Description of the task:
Copy each line below without leaving any out.

───── Exercise inputs ─────

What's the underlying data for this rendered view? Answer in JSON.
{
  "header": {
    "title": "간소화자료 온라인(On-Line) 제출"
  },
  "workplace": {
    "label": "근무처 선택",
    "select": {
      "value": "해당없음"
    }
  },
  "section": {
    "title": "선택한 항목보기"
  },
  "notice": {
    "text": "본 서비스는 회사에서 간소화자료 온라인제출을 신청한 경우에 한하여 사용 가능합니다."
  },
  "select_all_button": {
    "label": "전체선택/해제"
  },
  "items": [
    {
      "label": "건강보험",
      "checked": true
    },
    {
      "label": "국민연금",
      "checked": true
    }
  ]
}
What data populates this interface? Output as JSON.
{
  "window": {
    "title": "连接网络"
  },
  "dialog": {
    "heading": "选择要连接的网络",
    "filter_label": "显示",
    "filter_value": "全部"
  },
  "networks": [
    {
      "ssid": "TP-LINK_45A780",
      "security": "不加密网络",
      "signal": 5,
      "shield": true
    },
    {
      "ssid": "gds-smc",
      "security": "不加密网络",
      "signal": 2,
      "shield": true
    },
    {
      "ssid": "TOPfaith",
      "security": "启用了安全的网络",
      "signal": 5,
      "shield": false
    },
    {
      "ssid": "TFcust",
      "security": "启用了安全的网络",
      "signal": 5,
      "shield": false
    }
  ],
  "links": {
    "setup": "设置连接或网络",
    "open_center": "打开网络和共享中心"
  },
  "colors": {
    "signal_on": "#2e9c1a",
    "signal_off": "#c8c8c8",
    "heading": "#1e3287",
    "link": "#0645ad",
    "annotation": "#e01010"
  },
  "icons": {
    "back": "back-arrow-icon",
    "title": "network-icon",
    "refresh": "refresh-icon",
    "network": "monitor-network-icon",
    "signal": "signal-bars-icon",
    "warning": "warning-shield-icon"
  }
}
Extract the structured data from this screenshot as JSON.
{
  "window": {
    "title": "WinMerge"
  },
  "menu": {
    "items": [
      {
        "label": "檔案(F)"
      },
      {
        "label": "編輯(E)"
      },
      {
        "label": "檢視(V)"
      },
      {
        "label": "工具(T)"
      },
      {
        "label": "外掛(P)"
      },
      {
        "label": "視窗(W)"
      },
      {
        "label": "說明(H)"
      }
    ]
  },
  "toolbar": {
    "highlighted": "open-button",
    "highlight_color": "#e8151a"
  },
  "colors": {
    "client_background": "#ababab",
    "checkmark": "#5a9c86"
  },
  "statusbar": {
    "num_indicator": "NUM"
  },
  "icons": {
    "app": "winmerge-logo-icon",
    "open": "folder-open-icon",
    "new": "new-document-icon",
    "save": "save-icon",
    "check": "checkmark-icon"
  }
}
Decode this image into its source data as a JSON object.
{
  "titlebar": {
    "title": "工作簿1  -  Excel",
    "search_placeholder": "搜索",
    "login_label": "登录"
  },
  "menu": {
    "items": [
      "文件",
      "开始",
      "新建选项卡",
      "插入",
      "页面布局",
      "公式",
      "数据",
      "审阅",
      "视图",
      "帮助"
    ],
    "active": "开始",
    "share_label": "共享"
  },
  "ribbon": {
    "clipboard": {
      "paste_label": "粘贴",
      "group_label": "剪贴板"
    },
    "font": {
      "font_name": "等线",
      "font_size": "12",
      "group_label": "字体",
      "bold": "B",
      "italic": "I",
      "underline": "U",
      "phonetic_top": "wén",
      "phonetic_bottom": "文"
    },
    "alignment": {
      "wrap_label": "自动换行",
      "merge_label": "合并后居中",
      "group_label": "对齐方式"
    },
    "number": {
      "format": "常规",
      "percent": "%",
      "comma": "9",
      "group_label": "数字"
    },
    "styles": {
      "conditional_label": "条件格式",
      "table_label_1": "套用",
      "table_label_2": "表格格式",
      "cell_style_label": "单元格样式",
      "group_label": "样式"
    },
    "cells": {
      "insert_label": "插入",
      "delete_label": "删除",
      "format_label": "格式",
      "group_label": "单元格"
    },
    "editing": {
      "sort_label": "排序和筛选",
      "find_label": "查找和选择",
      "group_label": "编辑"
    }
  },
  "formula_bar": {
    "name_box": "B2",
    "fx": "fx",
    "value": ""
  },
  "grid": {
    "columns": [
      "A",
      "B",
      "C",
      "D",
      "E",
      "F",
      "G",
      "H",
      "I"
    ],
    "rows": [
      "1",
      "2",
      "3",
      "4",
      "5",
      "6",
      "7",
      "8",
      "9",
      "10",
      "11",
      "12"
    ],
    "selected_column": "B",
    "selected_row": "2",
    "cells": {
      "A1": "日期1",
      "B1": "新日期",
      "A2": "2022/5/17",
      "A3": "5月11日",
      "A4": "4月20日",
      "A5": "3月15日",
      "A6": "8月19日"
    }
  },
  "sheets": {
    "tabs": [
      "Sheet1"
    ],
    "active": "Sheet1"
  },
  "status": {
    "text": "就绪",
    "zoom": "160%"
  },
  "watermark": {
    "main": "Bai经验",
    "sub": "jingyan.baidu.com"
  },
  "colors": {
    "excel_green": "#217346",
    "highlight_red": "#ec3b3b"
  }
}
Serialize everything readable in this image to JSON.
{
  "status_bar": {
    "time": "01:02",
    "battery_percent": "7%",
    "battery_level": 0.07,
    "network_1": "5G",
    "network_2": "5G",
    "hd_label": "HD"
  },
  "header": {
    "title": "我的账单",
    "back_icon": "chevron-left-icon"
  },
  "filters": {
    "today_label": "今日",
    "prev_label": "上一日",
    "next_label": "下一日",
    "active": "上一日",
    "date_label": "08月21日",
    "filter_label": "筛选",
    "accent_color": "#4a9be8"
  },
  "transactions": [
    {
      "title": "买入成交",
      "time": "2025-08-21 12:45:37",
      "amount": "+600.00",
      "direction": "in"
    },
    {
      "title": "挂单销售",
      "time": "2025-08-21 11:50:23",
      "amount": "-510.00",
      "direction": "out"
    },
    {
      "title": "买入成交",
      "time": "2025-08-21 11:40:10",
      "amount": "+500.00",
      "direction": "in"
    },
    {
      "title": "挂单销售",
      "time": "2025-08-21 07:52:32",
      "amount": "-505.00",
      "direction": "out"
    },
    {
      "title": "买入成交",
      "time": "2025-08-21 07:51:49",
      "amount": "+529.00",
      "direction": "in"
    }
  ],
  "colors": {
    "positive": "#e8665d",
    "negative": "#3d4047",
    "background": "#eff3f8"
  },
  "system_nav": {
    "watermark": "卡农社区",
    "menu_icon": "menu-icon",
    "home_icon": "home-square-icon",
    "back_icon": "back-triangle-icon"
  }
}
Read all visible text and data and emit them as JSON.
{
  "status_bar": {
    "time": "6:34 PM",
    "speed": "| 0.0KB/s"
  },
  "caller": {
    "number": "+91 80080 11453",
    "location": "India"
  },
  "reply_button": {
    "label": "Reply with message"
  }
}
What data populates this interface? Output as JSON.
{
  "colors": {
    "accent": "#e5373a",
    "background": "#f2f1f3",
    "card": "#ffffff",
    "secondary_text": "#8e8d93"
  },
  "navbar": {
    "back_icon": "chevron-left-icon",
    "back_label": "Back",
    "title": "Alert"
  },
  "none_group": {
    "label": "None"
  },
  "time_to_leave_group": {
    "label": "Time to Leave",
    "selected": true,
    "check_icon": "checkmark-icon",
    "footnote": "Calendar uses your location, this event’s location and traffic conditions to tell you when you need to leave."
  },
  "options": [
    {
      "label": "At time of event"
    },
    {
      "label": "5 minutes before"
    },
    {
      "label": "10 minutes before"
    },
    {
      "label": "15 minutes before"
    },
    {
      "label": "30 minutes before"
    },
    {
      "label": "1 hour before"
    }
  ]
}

─────

Response to this exercise:
What's the underlying data for this rendered view? Answer in JSON.
{
  "header": {
    "title": "간소화자료 온라인(On-Line) 제출"
  },
  "workplace": {
    "label": "근무처 선택",
    "select": {
      "value": "해당없음"
    }
  },
  "section": {
    "title": "선택한 항목보기"
  },
  "notice": {
    "text": "본 서비스는 회사에서 간소화자료 온라인제출을 신청한 경우에 한하여 사용 가능합니다."
  },
  "select_all_button": {
    "label": "전체선택/해제"
  },
  "items": [
    {
      "label": "건강보험",
      "checked": true
    },
    {
      "label": "국민연금",
      "checked": true
    }
  ]
}
What data populates this interface? Output as JSON.
{
  "window": {
    "title": "连接网络"
  },
  "dialog": {
    "heading": "选择要连接的网络",
    "filter_label": "显示",
    "filter_value": "全部"
  },
  "networks": [
    {
      "ssid": "TP-LINK_45A780",
      "security": "不加密网络",
      "signal": 5,
      "shield": true
    },
    {
      "ssid": "gds-smc",
      "security": "不加密网络",
      "signal": 2,
      "shield": true
    },
    {
      "ssid": "TOPfaith",
      "security": "启用了安全的网络",
      "signal": 5,
      "shield": false
    },
    {
      "ssid": "TFcust",
      "security": "启用了安全的网络",
      "signal": 5,
      "shield": false
    }
  ],
  "links": {
    "setup": "设置连接或网络",
    "open_center": "打开网络和共享中心"
  },
  "colors": {
    "signal_on": "#2e9c1a",
    "signal_off": "#c8c8c8",
    "heading": "#1e3287",
    "link": "#0645ad",
    "annotation": "#e01010"
  },
  "icons": {
    "back": "back-arrow-icon",
    "title": "network-icon",
    "refresh": "refresh-icon",
    "network": "monitor-network-icon",
    "signal": "signal-bars-icon",
    "warning": "warning-shield-icon"
  }
}
Extract the structured data from this screenshot as JSON.
{
  "window": {
    "title": "WinMerge"
  },
  "menu": {
    "items": [
      {
        "label": "檔案(F)"
      },
      {
        "label": "編輯(E)"
      },
      {
        "label": "檢視(V)"
      },
      {
        "label": "工具(T)"
      },
      {
        "label": "外掛(P)"
      },
      {
        "label": "視窗(W)"
      },
      {
        "label": "說明(H)"
      }
    ]
  },
  "toolbar": {
    "highlighted": "open-button",
    "highlight_color": "#e8151a"
  },
  "colors": {
    "client_background": "#ababab",
    "checkmark": "#5a9c86"
  },
  "statusbar": {
    "num_indicator": "NUM"
  },
  "icons": {
    "app": "winmerge-logo-icon",
    "open": "folder-open-icon",
    "new": "new-document-icon",
    "save": "save-icon",
    "check": "checkmark-icon"
  }
}
Decode this image into its source data as a JSON object.
{
  "titlebar": {
    "title": "工作簿1  -  Excel",
    "search_placeholder": "搜索",
    "login_label": "登录"
  },
  "menu": {
    "items": [
      "文件",
      "开始",
      "新建选项卡",
      "插入",
      "页面布局",
      "公式",
      "数据",
      "审阅",
      "视图",
      "帮助"
    ],
    "active": "开始",
    "share_label": "共享"
  },
  "ribbon": {
    "clipboard": {
      "paste_label": "粘贴",
      "group_label": "剪贴板"
    },
    "font": {
      "font_name": "等线",
      "font_size": "12",
      "group_label": "字体",
      "bold": "B",
      "italic": "I",
      "underline": "U",
      "phonetic_top": "wén",
      "phonetic_bottom": "文"
    },
    "alignment": {
      "wrap_label": "自动换行",
      "merge_label": "合并后居中",
      "group_label": "对齐方式"
    },
    "number": {
      "format": "常规",
      "percent": "%",
      "comma": "9",
      "group_label": "数字"
    },
    "styles": {
      "conditional_label": "条件格式",
      "table_label_1": "套用",
      "table_label_2": "表格格式",
      "cell_style_label": "单元格样式",
      "group_label": "样式"
    },
    "cells": {
      "insert_label": "插入",
      "delete_label": "删除",
      "format_label": "格式",
      "group_label": "单元格"
    },
    "editing": {
      "sort_label": "排序和筛选",
      "find_label": "查找和选择",
      "group_label": "编辑"
    }
  },
  "formula_bar": {
    "name_box": "B2",
    "fx": "fx",
    "value": ""
  },
  "grid": {
    "columns": [
      "A",
      "B",
      "C",
      "D",
      "E",
      "F",
      "G",
      "H",
      "I"
    ],
    "rows": [
      "1",
      "2",
      "3",
      "4",
      "5",
      "6",
      "7",
      "8",
      "9",
      "10",
      "11",
      "12"
    ],
    "selected_column": "B",
    "selected_row": "2",
    "cells": {
      "A1": "日期1",
      "B1": "新日期",
      "A2": "2022/5/17",
      "A3": "5月11日",
      "A4": "4月20日",
      "A5": "3月15日",
      "A6": "8月19日"
    }
  },
  "sheets": {
    "tabs": [
      "Sheet1"
    ],
    "active": "Sheet1"
  },
  "status": {
    "text": "就绪",
    "zoom": "160%"
  },
  "watermark": {
    "main": "Bai经验",
    "sub": "jingyan.baidu.com"
  },
  "colors": {
    "excel_green": "#217346",
    "highlight_red": "#ec3b3b"
  }
}
Serialize everything readable in this image to JSON.
{
  "status_bar": {
    "time": "01:02",
    "battery_percent": "7%",
    "battery_level": 0.07,
    "network_1": "5G",
    "network_2": "5G",
    "hd_label": "HD"
  },
  "header": {
    "title": "我的账单",
    "back_icon": "chevron-left-icon"
  },
  "filters": {
    "today_label": "今日",
    "prev_label": "上一日",
    "next_label": "下一日",
    "active": "上一日",
    "date_label": "08月21日",
    "filter_label": "筛选",
    "accent_color": "#4a9be8"
  },
  "transactions": [
    {
      "title": "买入成交",
      "time": "2025-08-21 12:45:37",
      "amount": "+600.00",
      "direction": "in"
    },
    {
      "title": "挂单销售",
      "time": "2025-08-21 11:50:23",
      "amount": "-510.00",
      "direction": "out"
    },
    {
      "title": "买入成交",
      "time": "2025-08-21 11:40:10",
      "amount": "+500.00",
      "direction": "in"
    },
    {
      "title": "挂单销售",
      "time": "2025-08-21 07:52:32",
      "amount": "-505.00",
      "direction": "out"
    },
    {
      "title": "买入成交",
      "time": "2025-08-21 07:51:49",
      "amount": "+529.00",
      "direction": "in"
    }
  ],
  "colors": {
    "positive": "#e8665d",
    "negative": "#3d4047",
    "background": "#eff3f8"
  },
  "system_nav": {
    "watermark": "卡农社区",
    "menu_icon": "menu-icon",
    "home_icon": "home-square-icon",
    "back_icon": "back-triangle-icon"
  }
}
Read all visible text and data and emit them as JSON.
{
  "status_bar": {
    "time": "6:34 PM",
    "speed": "| 0.0KB/s"
  },
  "caller": {
    "number": "+91 80080 11453",
    "location": "India"
  },
  "reply_button": {
    "label": "Reply with message"
  }
}
What data populates this interface? Output as JSON.
{
  "colors": {
    "accent": "#e5373a",
    "background": "#f2f1f3",
    "card": "#ffffff",
    "secondary_text": "#8e8d93"
  },
  "navbar": {
    "back_icon": "chevron-left-icon",
    "back_label": "Back",
    "title": "Alert"
  },
  "none_group": {
    "label": "None"
  },
  "time_to_leave_group": {
    "label": "Time to Leave",
    "selected": true,
    "check_icon": "checkmark-icon",
    "footnote": "Calendar uses your location, this event’s location and traffic conditions to tell you when you need to leave."
  },
  "options": [
    {
      "label": "At time of event"
    },
    {
      "label": "5 minutes before"
    },
    {
      "label": "10 minutes before"
    },
    {
      "label": "15 minutes before"
    },
    {
      "label": "30 minutes before"
    },
    {
      "label": "1 hour before"
    }
  ]
}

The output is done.